## START Records shown
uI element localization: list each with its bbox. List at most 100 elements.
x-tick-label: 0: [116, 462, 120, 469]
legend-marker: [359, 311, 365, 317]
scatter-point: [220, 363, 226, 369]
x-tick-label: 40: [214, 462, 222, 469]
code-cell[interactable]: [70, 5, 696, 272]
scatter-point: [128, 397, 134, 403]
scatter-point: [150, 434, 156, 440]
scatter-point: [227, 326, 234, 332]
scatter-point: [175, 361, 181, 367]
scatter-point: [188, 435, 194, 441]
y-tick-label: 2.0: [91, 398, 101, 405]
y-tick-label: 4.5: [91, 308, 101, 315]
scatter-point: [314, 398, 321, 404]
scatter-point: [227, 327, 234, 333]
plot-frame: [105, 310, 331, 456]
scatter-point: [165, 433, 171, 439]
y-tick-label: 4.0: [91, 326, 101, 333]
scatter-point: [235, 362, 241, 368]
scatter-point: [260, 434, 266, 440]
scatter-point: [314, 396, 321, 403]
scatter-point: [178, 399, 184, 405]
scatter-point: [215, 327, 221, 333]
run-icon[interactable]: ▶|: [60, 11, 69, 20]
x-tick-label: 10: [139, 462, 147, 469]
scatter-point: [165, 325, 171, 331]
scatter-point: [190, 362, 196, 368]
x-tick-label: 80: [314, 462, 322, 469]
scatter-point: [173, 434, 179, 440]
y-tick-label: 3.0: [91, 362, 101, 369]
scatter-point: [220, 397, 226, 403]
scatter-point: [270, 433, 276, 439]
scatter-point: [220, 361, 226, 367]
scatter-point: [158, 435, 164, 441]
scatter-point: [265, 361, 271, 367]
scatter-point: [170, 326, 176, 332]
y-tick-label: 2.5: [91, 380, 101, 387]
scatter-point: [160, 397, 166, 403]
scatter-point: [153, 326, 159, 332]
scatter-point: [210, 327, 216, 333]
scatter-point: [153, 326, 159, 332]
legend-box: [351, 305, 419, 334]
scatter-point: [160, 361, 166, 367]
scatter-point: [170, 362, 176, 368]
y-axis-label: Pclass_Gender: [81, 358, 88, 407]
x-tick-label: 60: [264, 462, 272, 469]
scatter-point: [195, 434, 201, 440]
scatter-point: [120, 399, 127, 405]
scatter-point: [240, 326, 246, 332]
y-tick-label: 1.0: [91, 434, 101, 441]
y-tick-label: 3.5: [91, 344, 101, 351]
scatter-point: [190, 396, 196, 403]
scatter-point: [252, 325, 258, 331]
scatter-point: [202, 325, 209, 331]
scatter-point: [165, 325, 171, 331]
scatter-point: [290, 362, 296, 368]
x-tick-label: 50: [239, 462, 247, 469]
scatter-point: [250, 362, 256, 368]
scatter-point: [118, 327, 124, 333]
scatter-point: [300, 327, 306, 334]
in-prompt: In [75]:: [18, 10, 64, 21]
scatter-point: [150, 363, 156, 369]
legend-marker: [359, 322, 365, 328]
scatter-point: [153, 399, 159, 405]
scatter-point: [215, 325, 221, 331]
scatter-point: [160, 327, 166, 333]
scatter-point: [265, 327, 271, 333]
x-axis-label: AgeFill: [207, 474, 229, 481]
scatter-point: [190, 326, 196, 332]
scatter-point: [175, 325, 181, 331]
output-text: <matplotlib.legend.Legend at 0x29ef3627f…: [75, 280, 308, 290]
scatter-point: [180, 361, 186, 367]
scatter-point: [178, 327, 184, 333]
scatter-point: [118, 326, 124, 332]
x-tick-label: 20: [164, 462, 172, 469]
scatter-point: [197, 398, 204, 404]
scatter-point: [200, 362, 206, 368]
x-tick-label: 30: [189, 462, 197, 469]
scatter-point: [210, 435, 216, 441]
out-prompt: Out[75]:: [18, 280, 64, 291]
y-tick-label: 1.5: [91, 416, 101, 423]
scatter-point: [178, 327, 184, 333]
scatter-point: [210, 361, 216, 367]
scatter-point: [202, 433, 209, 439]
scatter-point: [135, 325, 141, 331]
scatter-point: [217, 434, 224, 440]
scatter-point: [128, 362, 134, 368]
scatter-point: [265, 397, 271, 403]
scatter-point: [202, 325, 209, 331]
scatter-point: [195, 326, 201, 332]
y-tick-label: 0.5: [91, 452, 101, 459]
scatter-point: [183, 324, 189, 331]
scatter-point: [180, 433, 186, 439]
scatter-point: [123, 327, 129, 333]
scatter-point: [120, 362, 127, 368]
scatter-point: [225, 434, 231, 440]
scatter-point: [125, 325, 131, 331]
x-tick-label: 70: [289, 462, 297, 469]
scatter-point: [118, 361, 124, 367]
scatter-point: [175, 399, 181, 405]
## END Records shown
__Exercise directions__:
Return all of the material above word for word, every line from first to last, with nothing changed.

__Output of the exercise__:
uI element localization: list each with its bbox. List at most 100 elements.
x-tick-label: 0: [116, 462, 120, 469]
legend-marker: [359, 311, 365, 317]
scatter-point: [220, 363, 226, 369]
x-tick-label: 40: [214, 462, 222, 469]
code-cell[interactable]: [70, 5, 696, 272]
scatter-point: [128, 397, 134, 403]
scatter-point: [150, 434, 156, 440]
scatter-point: [227, 326, 234, 332]
scatter-point: [175, 361, 181, 367]
scatter-point: [188, 435, 194, 441]
y-tick-label: 2.0: [91, 398, 101, 405]
y-tick-label: 4.5: [91, 308, 101, 315]
scatter-point: [314, 398, 321, 404]
scatter-point: [227, 327, 234, 333]
plot-frame: [105, 310, 331, 456]
scatter-point: [165, 433, 171, 439]
y-tick-label: 4.0: [91, 326, 101, 333]
scatter-point: [235, 362, 241, 368]
scatter-point: [260, 434, 266, 440]
scatter-point: [314, 396, 321, 403]
scatter-point: [178, 399, 184, 405]
scatter-point: [215, 327, 221, 333]
run-icon[interactable]: ▶|: [60, 11, 69, 20]
x-tick-label: 10: [139, 462, 147, 469]
scatter-point: [165, 325, 171, 331]
scatter-point: [190, 362, 196, 368]
x-tick-label: 80: [314, 462, 322, 469]
scatter-point: [173, 434, 179, 440]
y-tick-label: 3.0: [91, 362, 101, 369]
scatter-point: [220, 397, 226, 403]
scatter-point: [270, 433, 276, 439]
scatter-point: [220, 361, 226, 367]
scatter-point: [158, 435, 164, 441]
scatter-point: [265, 361, 271, 367]
scatter-point: [170, 326, 176, 332]
y-tick-label: 2.5: [91, 380, 101, 387]
scatter-point: [160, 397, 166, 403]
scatter-point: [153, 326, 159, 332]
scatter-point: [210, 327, 216, 333]
scatter-point: [153, 326, 159, 332]
legend-box: [351, 305, 419, 334]
scatter-point: [160, 361, 166, 367]
scatter-point: [170, 362, 176, 368]
y-axis-label: Pclass_Gender: [81, 358, 88, 407]
x-tick-label: 60: [264, 462, 272, 469]
scatter-point: [195, 434, 201, 440]
scatter-point: [120, 399, 127, 405]
scatter-point: [240, 326, 246, 332]
y-tick-label: 1.0: [91, 434, 101, 441]
y-tick-label: 3.5: [91, 344, 101, 351]
scatter-point: [190, 396, 196, 403]
scatter-point: [252, 325, 258, 331]
scatter-point: [202, 325, 209, 331]
scatter-point: [165, 325, 171, 331]
scatter-point: [290, 362, 296, 368]
x-tick-label: 50: [239, 462, 247, 469]
scatter-point: [250, 362, 256, 368]
scatter-point: [118, 327, 124, 333]
scatter-point: [300, 327, 306, 334]
in-prompt: In [75]:: [18, 10, 64, 21]
scatter-point: [150, 363, 156, 369]
legend-marker: [359, 322, 365, 328]
scatter-point: [153, 399, 159, 405]
scatter-point: [215, 325, 221, 331]
scatter-point: [160, 327, 166, 333]
scatter-point: [265, 327, 271, 333]
x-axis-label: AgeFill: [207, 474, 229, 481]
scatter-point: [190, 326, 196, 332]
scatter-point: [175, 325, 181, 331]
output-text: <matplotlib.legend.Legend at 0x29ef3627f…: [75, 280, 308, 290]
scatter-point: [180, 361, 186, 367]
scatter-point: [178, 327, 184, 333]
scatter-point: [118, 326, 124, 332]
x-tick-label: 20: [164, 462, 172, 469]
scatter-point: [197, 398, 204, 404]
scatter-point: [200, 362, 206, 368]
x-tick-label: 30: [189, 462, 197, 469]
scatter-point: [210, 435, 216, 441]
out-prompt: Out[75]:: [18, 280, 64, 291]
y-tick-label: 1.5: [91, 416, 101, 423]
scatter-point: [178, 327, 184, 333]
scatter-point: [210, 361, 216, 367]
scatter-point: [202, 433, 209, 439]
scatter-point: [135, 325, 141, 331]
scatter-point: [217, 434, 224, 440]
scatter-point: [128, 362, 134, 368]
scatter-point: [265, 397, 271, 403]
scatter-point: [202, 325, 209, 331]
scatter-point: [195, 326, 201, 332]
y-tick-label: 0.5: [91, 452, 101, 459]
scatter-point: [183, 324, 189, 331]
scatter-point: [180, 433, 186, 439]
scatter-point: [123, 327, 129, 333]
scatter-point: [120, 362, 127, 368]
scatter-point: [225, 434, 231, 440]
scatter-point: [125, 325, 131, 331]
x-tick-label: 70: [289, 462, 297, 469]
scatter-point: [118, 361, 124, 367]
scatter-point: [175, 399, 181, 405]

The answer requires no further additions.